**Do this:**
The entries below contain pictures. Retype everything except those pictures, exactly as given.
══ Information shown ══
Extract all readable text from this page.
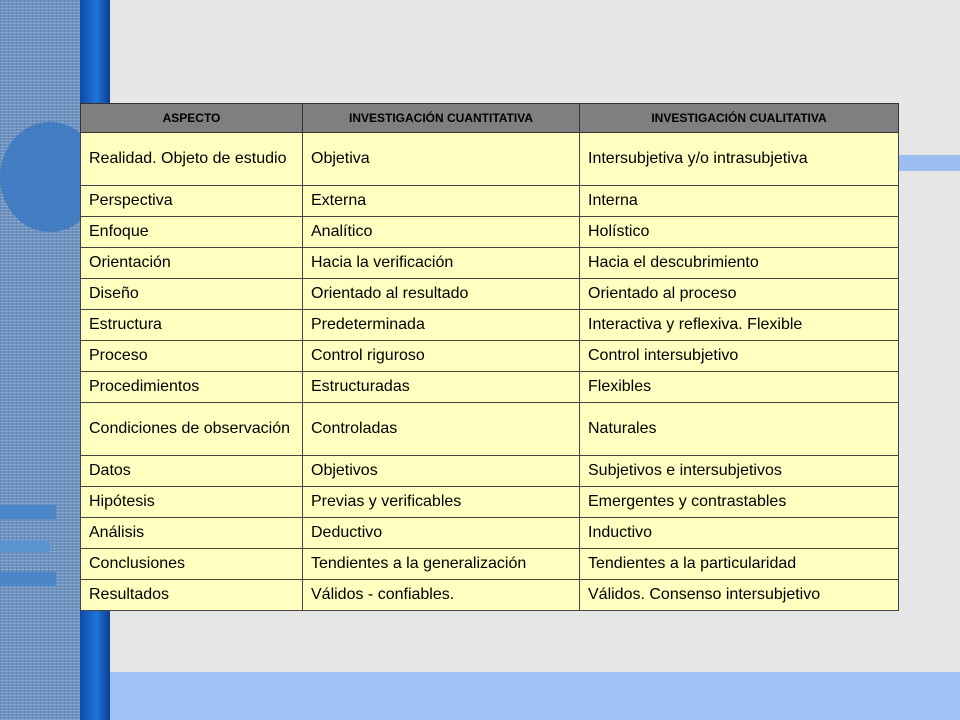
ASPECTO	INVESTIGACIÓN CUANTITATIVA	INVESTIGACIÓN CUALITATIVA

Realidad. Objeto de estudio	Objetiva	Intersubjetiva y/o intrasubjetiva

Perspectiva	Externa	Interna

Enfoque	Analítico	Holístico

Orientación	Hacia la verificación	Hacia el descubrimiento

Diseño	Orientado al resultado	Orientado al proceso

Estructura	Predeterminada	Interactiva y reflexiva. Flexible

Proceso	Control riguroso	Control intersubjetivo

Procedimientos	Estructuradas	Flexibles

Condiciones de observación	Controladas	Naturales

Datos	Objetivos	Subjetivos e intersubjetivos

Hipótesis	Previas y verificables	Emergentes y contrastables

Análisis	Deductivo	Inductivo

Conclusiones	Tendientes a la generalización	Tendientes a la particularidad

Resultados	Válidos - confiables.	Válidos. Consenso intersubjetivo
═══
**Answer to this task:**
Extract all readable text from this page.
ASPECTO	INVESTIGACIÓN CUANTITATIVA	INVESTIGACIÓN CUALITATIVA

Realidad. Objeto de estudio	Objetiva	Intersubjetiva y/o intrasubjetiva

Perspectiva	Externa	Interna

Enfoque	Analítico	Holístico

Orientación	Hacia la verificación	Hacia el descubrimiento

Diseño	Orientado al resultado	Orientado al proceso

Estructura	Predeterminada	Interactiva y reflexiva. Flexible

Proceso	Control riguroso	Control intersubjetivo

Procedimientos	Estructuradas	Flexibles

Condiciones de observación	Controladas	Naturales

Datos	Objetivos	Subjetivos e intersubjetivos

Hipótesis	Previas y verificables	Emergentes y contrastables

Análisis	Deductivo	Inductivo

Conclusiones	Tendientes a la generalización	Tendientes a la particularidad

Resultados	Válidos - confiables.	Válidos. Consenso intersubjetivo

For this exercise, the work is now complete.